Seek out every line containing the word "point", and copy each.

■ **Given records**:
____
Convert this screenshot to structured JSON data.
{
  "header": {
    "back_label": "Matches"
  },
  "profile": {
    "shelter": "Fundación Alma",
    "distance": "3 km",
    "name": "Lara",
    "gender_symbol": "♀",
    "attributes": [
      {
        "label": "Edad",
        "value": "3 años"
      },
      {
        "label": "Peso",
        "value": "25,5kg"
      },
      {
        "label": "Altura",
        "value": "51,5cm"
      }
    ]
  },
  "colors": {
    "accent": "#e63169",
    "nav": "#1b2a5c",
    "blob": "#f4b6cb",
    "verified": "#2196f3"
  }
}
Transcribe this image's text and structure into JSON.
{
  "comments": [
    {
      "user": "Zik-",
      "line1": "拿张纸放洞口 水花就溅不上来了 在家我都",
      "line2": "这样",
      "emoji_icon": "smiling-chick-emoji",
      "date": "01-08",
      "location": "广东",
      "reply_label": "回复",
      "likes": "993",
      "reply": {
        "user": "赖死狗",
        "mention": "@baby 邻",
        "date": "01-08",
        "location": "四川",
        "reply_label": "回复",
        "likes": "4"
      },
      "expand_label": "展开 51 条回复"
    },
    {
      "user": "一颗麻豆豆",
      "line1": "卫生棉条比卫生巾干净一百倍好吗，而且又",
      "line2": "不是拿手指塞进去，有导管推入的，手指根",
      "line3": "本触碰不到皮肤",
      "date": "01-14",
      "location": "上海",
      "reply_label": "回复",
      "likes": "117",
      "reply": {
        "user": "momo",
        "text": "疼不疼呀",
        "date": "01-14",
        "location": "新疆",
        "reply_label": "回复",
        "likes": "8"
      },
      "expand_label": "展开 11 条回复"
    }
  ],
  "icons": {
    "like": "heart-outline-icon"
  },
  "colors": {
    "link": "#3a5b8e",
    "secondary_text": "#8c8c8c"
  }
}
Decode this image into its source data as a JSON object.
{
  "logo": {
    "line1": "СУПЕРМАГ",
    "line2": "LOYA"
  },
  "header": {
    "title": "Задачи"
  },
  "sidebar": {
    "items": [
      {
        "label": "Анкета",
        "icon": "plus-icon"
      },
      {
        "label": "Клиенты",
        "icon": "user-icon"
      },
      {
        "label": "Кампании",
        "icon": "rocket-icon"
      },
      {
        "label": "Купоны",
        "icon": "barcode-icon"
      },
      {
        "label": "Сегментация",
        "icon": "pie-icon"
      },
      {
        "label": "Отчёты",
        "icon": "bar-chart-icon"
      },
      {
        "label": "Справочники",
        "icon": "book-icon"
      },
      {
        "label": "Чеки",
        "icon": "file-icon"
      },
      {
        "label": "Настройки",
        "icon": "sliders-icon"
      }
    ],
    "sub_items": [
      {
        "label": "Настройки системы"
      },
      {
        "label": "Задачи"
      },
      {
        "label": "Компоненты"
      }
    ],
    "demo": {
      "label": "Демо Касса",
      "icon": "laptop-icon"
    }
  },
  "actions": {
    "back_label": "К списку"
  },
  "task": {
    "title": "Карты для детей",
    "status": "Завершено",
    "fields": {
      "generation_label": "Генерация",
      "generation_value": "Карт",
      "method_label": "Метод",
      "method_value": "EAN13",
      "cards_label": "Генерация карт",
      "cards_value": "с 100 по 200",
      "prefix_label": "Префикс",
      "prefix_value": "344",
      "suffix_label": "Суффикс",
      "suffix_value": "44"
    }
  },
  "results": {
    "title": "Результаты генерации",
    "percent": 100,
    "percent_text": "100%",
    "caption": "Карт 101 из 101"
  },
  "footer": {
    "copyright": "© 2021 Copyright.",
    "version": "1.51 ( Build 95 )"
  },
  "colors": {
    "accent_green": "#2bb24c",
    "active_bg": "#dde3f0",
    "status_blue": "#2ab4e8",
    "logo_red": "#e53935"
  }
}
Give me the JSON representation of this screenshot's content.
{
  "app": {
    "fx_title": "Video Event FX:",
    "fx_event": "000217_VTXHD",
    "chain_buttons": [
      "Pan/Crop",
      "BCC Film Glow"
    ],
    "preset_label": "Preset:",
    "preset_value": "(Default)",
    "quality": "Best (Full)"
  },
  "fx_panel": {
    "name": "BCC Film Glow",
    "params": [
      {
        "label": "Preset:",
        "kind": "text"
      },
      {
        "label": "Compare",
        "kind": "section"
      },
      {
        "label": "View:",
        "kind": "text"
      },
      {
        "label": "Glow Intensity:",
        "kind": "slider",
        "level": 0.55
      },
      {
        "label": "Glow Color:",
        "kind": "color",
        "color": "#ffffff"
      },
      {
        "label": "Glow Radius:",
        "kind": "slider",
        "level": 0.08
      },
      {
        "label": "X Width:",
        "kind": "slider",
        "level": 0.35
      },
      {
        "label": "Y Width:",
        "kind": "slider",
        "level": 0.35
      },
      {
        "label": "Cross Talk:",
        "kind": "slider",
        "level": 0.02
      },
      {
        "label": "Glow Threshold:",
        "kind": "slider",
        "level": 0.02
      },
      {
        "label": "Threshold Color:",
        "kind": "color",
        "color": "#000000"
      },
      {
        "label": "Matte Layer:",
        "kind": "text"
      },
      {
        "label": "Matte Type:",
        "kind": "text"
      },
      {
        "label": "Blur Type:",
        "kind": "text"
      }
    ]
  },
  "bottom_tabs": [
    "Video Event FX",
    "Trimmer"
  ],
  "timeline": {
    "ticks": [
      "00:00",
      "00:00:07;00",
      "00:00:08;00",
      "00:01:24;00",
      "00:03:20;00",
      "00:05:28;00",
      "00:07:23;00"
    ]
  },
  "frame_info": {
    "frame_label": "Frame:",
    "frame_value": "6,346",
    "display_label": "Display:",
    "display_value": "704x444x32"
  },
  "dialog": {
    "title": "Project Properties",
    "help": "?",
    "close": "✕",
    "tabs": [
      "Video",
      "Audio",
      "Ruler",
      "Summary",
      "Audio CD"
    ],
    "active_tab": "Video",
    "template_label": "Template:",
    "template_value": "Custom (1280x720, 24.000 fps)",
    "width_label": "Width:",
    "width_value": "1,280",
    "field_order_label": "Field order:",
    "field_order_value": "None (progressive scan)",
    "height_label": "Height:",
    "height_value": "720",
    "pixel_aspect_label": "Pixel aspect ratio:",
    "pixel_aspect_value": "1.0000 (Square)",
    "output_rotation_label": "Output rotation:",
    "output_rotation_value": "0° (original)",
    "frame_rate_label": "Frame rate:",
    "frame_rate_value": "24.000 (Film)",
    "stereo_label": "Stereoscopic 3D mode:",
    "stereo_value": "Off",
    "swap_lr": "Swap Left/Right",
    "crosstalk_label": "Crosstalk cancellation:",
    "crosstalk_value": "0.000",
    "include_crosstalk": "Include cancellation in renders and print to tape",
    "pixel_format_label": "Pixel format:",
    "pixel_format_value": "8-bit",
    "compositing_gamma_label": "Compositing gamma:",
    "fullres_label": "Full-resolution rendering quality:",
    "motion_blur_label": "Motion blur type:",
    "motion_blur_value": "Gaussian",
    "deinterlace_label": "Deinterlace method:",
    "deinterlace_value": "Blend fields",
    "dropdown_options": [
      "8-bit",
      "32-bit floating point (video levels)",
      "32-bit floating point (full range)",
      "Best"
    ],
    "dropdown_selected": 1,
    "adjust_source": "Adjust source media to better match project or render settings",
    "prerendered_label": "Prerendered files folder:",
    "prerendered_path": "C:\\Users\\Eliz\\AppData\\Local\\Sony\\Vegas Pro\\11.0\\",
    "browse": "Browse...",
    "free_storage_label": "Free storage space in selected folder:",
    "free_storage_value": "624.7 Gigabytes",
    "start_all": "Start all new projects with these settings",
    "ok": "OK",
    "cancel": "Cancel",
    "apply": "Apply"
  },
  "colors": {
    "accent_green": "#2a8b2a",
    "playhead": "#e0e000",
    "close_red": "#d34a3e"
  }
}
____
■ **Solution to this task**:
      "32-bit floating point (video levels)",
      "32-bit floating point (full range)",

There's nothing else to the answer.